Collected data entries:
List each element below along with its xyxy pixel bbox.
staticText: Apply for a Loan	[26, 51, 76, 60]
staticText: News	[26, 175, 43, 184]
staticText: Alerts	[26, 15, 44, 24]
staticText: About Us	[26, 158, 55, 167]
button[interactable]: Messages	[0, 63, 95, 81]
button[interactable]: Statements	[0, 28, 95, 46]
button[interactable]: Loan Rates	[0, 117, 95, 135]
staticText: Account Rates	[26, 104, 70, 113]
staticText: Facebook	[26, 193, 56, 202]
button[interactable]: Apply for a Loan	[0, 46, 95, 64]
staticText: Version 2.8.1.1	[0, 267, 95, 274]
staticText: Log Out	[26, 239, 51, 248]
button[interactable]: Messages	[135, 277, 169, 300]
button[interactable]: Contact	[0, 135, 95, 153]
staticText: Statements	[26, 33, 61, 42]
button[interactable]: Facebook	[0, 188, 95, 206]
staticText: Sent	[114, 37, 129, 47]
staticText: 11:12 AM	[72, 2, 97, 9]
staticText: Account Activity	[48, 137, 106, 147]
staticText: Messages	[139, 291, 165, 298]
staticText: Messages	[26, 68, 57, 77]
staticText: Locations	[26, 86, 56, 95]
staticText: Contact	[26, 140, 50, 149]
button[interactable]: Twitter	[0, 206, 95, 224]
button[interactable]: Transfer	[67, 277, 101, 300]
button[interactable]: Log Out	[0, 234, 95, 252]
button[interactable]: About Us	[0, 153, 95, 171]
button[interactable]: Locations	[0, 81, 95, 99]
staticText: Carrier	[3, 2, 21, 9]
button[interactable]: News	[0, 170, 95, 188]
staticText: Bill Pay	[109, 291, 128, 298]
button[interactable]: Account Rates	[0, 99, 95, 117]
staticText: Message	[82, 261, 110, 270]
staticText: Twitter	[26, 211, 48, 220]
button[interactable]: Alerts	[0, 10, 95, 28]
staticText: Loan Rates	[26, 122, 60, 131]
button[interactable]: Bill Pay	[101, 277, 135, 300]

— WHAT THE TASK REQUIRES —
Reproduce every line of the records above without changing a single character.

— THE OUTPUT —
List each element below along with its xyxy pixel bbox.
staticText: Apply for a Loan	[26, 51, 76, 60]
staticText: News	[26, 175, 43, 184]
staticText: Alerts	[26, 15, 44, 24]
staticText: About Us	[26, 158, 55, 167]
button[interactable]: Messages	[0, 63, 95, 81]
button[interactable]: Statements	[0, 28, 95, 46]
button[interactable]: Loan Rates	[0, 117, 95, 135]
staticText: Account Rates	[26, 104, 70, 113]
staticText: Facebook	[26, 193, 56, 202]
button[interactable]: Apply for a Loan	[0, 46, 95, 64]
staticText: Version 2.8.1.1	[0, 267, 95, 274]
staticText: Log Out	[26, 239, 51, 248]
button[interactable]: Messages	[135, 277, 169, 300]
button[interactable]: Contact	[0, 135, 95, 153]
staticText: Statements	[26, 33, 61, 42]
button[interactable]: Facebook	[0, 188, 95, 206]
staticText: Sent	[114, 37, 129, 47]
staticText: 11:12 AM	[72, 2, 97, 9]
staticText: Account Activity	[48, 137, 106, 147]
staticText: Messages	[139, 291, 165, 298]
staticText: Messages	[26, 68, 57, 77]
staticText: Locations	[26, 86, 56, 95]
staticText: Contact	[26, 140, 50, 149]
button[interactable]: Twitter	[0, 206, 95, 224]
button[interactable]: Transfer	[67, 277, 101, 300]
button[interactable]: Log Out	[0, 234, 95, 252]
button[interactable]: About Us	[0, 153, 95, 171]
button[interactable]: Locations	[0, 81, 95, 99]
staticText: Carrier	[3, 2, 21, 9]
button[interactable]: News	[0, 170, 95, 188]
staticText: Bill Pay	[109, 291, 128, 298]
button[interactable]: Account Rates	[0, 99, 95, 117]
staticText: Message	[82, 261, 110, 270]
staticText: Twitter	[26, 211, 48, 220]
button[interactable]: Alerts	[0, 10, 95, 28]
staticText: Loan Rates	[26, 122, 60, 131]
button[interactable]: Bill Pay	[101, 277, 135, 300]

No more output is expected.